(Saved entries)
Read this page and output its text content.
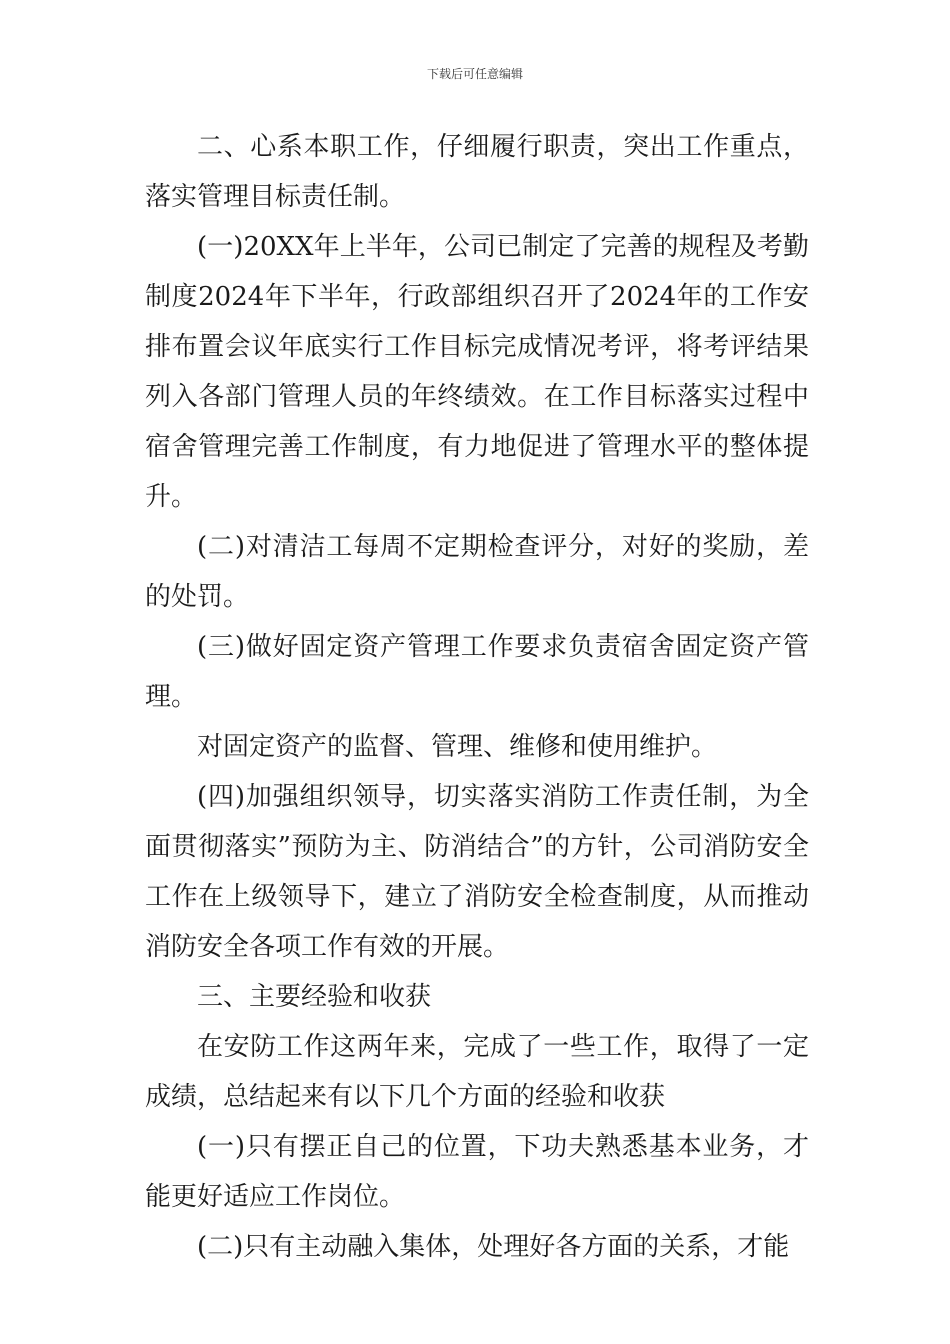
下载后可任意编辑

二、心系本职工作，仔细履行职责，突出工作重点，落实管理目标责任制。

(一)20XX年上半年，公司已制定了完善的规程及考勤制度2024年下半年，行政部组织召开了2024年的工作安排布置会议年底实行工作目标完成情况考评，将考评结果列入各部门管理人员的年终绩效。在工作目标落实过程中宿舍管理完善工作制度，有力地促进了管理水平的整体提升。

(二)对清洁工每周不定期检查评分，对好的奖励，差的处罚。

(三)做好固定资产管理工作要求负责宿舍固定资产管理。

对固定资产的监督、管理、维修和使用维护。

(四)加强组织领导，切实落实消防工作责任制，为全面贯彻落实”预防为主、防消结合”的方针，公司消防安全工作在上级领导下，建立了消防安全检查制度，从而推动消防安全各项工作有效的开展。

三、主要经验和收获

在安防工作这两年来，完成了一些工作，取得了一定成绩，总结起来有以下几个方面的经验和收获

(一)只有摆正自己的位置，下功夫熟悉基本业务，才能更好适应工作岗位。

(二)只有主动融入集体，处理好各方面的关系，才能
...
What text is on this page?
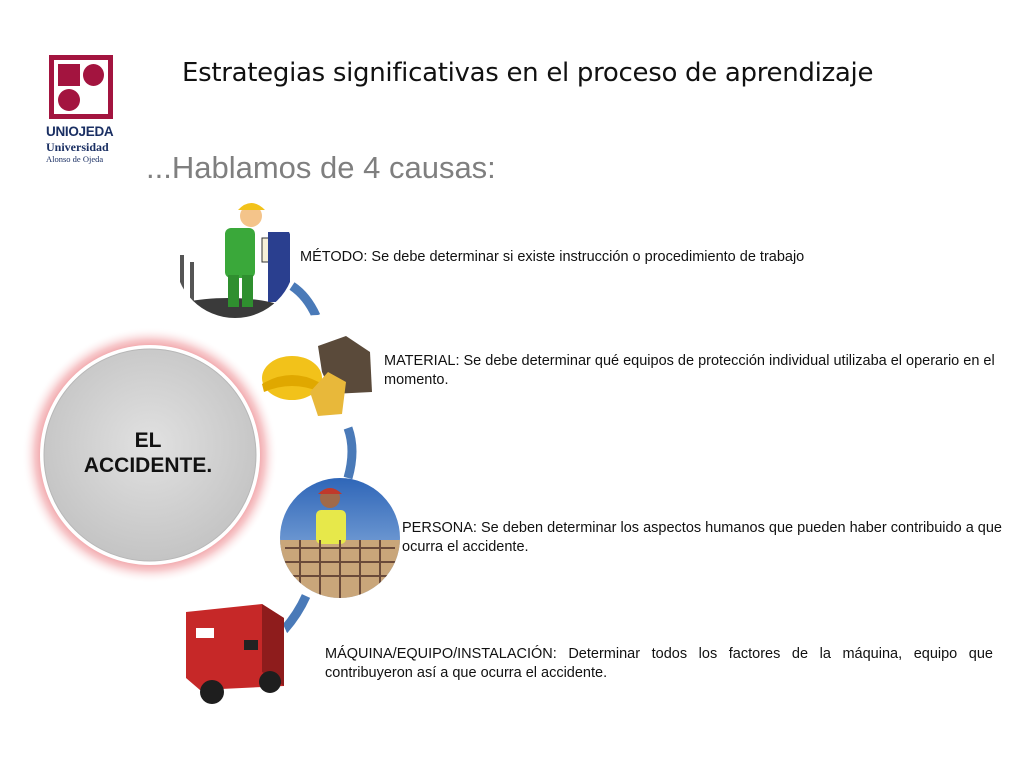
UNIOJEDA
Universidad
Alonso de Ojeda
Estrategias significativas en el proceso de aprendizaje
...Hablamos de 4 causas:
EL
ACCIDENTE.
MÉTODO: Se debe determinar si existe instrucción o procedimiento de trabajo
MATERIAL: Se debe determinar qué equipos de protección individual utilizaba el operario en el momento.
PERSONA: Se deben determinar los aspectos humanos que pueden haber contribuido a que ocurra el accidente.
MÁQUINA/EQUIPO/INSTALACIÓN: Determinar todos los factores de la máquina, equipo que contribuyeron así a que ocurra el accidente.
==
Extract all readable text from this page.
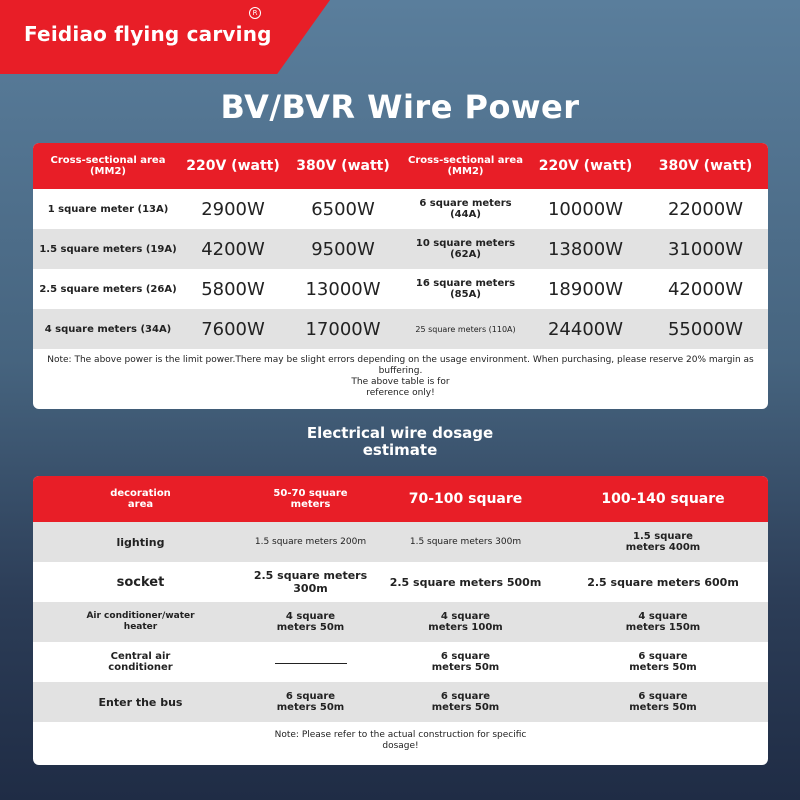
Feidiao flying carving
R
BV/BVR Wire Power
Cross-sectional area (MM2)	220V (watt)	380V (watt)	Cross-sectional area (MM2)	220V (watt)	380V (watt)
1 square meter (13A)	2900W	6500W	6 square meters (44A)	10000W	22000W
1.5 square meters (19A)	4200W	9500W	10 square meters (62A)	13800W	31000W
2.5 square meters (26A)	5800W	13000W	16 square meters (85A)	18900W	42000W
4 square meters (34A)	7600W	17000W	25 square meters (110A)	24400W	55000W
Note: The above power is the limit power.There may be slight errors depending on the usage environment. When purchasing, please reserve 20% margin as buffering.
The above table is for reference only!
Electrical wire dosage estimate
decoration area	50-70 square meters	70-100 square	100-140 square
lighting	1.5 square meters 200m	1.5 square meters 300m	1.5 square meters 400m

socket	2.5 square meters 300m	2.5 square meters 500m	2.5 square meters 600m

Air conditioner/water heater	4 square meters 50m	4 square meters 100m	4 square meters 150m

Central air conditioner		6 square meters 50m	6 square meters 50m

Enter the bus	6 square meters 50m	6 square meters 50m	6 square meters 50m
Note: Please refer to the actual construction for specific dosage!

* WHAT YOU HAVE TO DO
Isolate the lines that hold the word "text" and copy all of them.

* OUTPUT
Read this page and output its text content.
What text is on this page?
Extract all readable text from this page.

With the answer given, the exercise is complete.